§ Stated exercise
Only the number is needed: how many lines of the records include "Pitch"?

[START OF Provided material]

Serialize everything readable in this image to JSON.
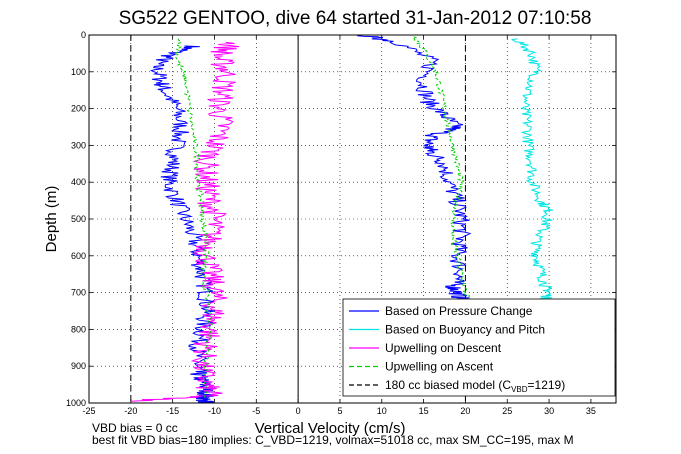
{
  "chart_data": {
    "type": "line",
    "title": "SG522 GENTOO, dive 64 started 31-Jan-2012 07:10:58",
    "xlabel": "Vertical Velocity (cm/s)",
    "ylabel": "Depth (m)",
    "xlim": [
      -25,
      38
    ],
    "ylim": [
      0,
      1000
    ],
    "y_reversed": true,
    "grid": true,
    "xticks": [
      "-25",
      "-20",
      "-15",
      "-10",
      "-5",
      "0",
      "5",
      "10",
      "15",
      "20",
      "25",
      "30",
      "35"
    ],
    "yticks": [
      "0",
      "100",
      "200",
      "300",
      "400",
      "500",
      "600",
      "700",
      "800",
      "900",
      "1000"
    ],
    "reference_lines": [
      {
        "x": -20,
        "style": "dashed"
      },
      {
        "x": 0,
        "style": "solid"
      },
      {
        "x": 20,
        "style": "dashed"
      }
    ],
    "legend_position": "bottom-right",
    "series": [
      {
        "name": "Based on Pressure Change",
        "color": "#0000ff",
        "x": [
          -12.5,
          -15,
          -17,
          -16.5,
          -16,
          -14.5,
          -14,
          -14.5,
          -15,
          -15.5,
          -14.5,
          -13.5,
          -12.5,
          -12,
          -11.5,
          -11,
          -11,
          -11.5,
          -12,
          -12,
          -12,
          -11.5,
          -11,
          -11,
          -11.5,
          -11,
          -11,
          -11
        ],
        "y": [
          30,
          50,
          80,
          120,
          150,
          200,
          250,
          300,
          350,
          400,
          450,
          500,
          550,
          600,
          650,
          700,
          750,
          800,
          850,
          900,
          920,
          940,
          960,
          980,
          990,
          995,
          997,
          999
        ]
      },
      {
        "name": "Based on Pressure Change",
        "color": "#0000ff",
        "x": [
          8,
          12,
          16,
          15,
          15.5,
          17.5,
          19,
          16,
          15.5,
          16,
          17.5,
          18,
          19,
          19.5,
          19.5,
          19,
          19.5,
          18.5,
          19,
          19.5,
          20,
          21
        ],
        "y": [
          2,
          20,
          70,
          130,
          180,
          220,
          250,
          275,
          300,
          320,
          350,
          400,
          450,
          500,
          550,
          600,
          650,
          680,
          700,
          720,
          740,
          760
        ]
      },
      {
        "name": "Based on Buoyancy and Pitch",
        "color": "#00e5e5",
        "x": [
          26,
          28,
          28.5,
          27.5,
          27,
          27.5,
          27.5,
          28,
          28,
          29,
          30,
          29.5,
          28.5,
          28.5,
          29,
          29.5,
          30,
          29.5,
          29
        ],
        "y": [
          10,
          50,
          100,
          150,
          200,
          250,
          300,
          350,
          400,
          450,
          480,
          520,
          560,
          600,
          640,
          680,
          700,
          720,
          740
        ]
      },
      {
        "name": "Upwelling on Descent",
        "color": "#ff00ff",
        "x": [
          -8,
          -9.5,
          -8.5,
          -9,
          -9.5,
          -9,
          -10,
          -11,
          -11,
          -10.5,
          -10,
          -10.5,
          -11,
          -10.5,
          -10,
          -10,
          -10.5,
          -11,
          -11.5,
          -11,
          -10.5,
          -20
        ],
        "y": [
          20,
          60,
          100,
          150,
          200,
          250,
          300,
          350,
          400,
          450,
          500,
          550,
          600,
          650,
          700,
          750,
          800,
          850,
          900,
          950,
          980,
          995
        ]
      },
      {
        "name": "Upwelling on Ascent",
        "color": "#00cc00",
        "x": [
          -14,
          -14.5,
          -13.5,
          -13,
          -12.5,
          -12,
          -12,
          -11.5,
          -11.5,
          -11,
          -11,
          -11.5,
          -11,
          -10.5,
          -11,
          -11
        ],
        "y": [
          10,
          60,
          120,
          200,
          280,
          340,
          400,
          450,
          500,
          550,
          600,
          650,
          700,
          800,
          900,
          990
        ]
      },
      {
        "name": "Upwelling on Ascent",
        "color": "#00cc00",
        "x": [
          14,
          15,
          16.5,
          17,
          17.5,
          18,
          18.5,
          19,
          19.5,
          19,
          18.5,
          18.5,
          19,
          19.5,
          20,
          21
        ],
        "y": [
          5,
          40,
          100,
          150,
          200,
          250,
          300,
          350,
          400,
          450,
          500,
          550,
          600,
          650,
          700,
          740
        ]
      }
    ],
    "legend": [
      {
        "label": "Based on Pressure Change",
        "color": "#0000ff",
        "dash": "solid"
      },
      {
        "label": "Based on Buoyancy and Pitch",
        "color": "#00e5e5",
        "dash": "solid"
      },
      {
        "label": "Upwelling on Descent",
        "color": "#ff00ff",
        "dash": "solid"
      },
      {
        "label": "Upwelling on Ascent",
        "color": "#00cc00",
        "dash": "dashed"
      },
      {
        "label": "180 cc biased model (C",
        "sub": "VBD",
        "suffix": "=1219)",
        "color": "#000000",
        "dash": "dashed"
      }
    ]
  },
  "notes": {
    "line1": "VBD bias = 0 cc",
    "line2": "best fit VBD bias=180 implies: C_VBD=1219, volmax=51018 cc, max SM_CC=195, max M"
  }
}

[END OF Provided material]

§ Answer to this problem
2